┏━━

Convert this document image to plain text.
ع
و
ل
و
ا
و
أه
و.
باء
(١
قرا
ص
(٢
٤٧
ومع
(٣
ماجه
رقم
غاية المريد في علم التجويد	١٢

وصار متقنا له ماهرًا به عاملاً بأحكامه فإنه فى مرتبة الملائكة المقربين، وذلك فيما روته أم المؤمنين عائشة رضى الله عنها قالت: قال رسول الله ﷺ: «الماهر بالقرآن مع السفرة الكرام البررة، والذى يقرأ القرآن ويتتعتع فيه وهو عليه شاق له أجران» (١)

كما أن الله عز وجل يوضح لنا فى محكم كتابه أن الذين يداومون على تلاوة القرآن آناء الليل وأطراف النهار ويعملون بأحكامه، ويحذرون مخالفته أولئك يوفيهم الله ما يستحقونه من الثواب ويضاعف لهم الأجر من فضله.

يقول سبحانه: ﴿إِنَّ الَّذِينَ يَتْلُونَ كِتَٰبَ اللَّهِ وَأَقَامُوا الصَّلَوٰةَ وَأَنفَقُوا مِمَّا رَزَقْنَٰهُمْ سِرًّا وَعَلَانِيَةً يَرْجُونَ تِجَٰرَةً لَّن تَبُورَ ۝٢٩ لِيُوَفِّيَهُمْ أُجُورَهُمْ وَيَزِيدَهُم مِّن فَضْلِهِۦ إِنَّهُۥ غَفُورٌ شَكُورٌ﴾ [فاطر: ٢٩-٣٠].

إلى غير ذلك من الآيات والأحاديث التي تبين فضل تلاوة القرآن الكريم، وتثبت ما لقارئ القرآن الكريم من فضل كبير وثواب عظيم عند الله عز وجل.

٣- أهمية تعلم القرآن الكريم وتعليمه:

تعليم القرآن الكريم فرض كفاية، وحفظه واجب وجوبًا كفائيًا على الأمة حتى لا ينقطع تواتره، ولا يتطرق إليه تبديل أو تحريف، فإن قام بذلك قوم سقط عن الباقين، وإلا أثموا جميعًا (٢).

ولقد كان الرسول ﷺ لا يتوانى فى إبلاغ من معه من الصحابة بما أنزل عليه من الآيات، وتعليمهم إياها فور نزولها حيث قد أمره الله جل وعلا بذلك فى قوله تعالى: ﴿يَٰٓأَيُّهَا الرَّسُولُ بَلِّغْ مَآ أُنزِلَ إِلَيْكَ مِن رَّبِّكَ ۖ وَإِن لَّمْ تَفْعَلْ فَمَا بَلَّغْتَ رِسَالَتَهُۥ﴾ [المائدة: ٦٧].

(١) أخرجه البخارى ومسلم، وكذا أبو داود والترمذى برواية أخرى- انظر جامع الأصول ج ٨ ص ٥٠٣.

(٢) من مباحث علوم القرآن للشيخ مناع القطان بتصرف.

┗━━

Repeat the records exactly, including every line.

Convert this document image to plain text.
ع
و
ل
و
ا
و
أه
و.
باء
(١
قرا
ص
(٢
٤٧
ومع
(٣
ماجه
رقم
غاية المريد في علم التجويد	١٢

وصار متقنا له ماهرًا به عاملاً بأحكامه فإنه فى مرتبة الملائكة المقربين، وذلك فيما روته أم المؤمنين عائشة رضى الله عنها قالت: قال رسول الله ﷺ: «الماهر بالقرآن مع السفرة الكرام البررة، والذى يقرأ القرآن ويتتعتع فيه وهو عليه شاق له أجران» (١)

كما أن الله عز وجل يوضح لنا فى محكم كتابه أن الذين يداومون على تلاوة القرآن آناء الليل وأطراف النهار ويعملون بأحكامه، ويحذرون مخالفته أولئك يوفيهم الله ما يستحقونه من الثواب ويضاعف لهم الأجر من فضله.

يقول سبحانه: ﴿إِنَّ الَّذِينَ يَتْلُونَ كِتَٰبَ اللَّهِ وَأَقَامُوا الصَّلَوٰةَ وَأَنفَقُوا مِمَّا رَزَقْنَٰهُمْ سِرًّا وَعَلَانِيَةً يَرْجُونَ تِجَٰرَةً لَّن تَبُورَ ۝٢٩ لِيُوَفِّيَهُمْ أُجُورَهُمْ وَيَزِيدَهُم مِّن فَضْلِهِۦ إِنَّهُۥ غَفُورٌ شَكُورٌ﴾ [فاطر: ٢٩-٣٠].

إلى غير ذلك من الآيات والأحاديث التي تبين فضل تلاوة القرآن الكريم، وتثبت ما لقارئ القرآن الكريم من فضل كبير وثواب عظيم عند الله عز وجل.

٣- أهمية تعلم القرآن الكريم وتعليمه:

تعليم القرآن الكريم فرض كفاية، وحفظه واجب وجوبًا كفائيًا على الأمة حتى لا ينقطع تواتره، ولا يتطرق إليه تبديل أو تحريف، فإن قام بذلك قوم سقط عن الباقين، وإلا أثموا جميعًا (٢).

ولقد كان الرسول ﷺ لا يتوانى فى إبلاغ من معه من الصحابة بما أنزل عليه من الآيات، وتعليمهم إياها فور نزولها حيث قد أمره الله جل وعلا بذلك فى قوله تعالى: ﴿يَٰٓأَيُّهَا الرَّسُولُ بَلِّغْ مَآ أُنزِلَ إِلَيْكَ مِن رَّبِّكَ ۖ وَإِن لَّمْ تَفْعَلْ فَمَا بَلَّغْتَ رِسَالَتَهُۥ﴾ [المائدة: ٦٧].

(١) أخرجه البخارى ومسلم، وكذا أبو داود والترمذى برواية أخرى- انظر جامع الأصول ج ٨ ص ٥٠٣.

(٢) من مباحث علوم القرآن للشيخ مناع القطان بتصرف.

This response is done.